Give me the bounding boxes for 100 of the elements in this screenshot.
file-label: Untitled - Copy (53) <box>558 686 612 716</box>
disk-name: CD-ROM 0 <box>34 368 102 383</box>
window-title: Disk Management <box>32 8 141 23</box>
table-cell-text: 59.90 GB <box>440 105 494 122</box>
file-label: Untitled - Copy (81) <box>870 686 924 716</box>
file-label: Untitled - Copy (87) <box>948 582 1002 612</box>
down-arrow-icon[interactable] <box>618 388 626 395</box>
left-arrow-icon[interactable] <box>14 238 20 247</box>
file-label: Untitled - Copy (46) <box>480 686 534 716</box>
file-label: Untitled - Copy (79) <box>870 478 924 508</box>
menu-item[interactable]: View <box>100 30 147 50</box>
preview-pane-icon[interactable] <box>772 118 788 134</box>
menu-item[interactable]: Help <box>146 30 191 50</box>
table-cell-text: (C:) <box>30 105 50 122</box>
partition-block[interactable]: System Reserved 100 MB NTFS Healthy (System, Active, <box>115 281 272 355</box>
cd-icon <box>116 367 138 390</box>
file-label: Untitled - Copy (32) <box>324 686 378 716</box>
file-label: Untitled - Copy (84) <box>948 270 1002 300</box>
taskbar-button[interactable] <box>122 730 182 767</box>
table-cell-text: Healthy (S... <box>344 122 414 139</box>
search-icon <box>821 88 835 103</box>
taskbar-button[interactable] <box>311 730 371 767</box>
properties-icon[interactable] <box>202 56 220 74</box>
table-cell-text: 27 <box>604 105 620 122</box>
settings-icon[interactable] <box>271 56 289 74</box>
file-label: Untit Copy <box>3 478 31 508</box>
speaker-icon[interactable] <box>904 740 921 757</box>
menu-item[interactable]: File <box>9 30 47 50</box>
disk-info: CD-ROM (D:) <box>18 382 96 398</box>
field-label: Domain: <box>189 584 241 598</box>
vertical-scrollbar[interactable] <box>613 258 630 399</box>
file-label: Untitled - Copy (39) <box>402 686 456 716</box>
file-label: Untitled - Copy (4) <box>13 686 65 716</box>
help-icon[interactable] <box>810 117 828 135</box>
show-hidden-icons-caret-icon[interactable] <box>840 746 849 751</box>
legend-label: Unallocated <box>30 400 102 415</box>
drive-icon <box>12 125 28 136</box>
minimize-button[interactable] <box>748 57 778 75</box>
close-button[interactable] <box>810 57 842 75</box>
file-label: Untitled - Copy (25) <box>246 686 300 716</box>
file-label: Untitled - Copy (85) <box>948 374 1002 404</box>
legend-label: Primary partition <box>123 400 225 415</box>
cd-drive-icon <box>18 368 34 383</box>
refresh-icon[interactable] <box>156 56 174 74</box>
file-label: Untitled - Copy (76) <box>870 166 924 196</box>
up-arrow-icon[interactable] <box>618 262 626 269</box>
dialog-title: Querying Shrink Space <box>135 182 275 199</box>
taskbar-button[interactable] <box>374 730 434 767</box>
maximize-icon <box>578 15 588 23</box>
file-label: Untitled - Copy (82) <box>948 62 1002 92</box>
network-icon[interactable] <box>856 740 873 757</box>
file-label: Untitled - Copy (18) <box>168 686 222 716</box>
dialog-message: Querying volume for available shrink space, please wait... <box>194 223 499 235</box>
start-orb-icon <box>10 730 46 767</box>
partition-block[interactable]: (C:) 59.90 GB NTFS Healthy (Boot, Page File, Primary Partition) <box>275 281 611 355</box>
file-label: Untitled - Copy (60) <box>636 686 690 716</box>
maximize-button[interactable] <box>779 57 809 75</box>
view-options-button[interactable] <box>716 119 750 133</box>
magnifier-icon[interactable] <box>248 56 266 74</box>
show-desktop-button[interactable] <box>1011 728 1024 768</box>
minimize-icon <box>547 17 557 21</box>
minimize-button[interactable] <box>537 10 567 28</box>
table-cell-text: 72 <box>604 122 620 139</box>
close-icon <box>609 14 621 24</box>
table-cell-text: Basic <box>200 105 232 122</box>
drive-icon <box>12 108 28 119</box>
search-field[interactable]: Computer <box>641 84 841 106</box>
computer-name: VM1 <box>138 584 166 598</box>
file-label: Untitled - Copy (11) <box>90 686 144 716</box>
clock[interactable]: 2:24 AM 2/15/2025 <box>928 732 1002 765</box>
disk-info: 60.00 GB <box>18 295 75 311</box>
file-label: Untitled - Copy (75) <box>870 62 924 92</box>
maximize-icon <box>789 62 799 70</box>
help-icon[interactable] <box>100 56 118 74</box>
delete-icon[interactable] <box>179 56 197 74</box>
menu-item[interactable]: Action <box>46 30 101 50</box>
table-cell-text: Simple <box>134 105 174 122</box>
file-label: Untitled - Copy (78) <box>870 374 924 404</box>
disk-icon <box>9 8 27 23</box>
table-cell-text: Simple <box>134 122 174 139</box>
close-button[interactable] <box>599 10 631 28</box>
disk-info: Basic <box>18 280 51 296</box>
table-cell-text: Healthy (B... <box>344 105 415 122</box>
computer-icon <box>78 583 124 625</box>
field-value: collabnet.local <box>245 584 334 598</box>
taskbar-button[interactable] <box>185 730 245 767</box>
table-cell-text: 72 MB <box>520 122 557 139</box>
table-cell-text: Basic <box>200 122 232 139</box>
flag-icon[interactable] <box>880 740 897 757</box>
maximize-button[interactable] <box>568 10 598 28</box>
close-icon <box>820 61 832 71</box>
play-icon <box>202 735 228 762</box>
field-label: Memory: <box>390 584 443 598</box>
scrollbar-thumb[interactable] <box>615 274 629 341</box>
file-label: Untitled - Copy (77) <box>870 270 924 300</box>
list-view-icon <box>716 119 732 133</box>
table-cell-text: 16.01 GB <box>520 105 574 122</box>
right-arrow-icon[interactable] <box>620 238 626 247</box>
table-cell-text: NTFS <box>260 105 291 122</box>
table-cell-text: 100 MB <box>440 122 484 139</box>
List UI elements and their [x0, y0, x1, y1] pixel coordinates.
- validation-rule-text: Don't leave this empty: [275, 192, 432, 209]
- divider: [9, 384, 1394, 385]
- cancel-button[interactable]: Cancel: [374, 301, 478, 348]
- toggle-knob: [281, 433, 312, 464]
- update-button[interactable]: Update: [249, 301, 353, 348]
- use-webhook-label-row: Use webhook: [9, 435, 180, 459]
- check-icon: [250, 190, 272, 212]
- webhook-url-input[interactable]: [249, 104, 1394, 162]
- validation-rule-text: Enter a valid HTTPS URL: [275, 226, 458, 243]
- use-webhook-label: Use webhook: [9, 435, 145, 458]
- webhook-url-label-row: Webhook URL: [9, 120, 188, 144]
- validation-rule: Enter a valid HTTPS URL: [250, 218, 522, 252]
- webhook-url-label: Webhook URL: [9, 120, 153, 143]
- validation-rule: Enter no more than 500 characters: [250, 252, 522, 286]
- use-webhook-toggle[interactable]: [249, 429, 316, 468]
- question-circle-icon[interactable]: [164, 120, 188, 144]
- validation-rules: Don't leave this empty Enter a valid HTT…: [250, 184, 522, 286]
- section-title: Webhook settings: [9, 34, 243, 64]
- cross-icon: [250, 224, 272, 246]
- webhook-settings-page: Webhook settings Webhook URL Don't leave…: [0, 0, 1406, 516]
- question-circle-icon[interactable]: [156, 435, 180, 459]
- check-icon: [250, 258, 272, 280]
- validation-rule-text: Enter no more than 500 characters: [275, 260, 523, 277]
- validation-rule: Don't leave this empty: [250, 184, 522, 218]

== Istruzione scritta ==
Ripeti parola per parola le righe delle voci qui sopra, dall'inizio fino alla riga che contiene "down-arrow-icon[interactable] <box>618 388", inclusa.

== Risposta ==
Give me the bounding boxes for 100 of the elements in this screenshot.
file-label: Untitled - Copy (53) <box>558 686 612 716</box>
disk-name: CD-ROM 0 <box>34 368 102 383</box>
window-title: Disk Management <box>32 8 141 23</box>
table-cell-text: 59.90 GB <box>440 105 494 122</box>
file-label: Untitled - Copy (81) <box>870 686 924 716</box>
file-label: Untitled - Copy (87) <box>948 582 1002 612</box>
down-arrow-icon[interactable] <box>618 388 626 395</box>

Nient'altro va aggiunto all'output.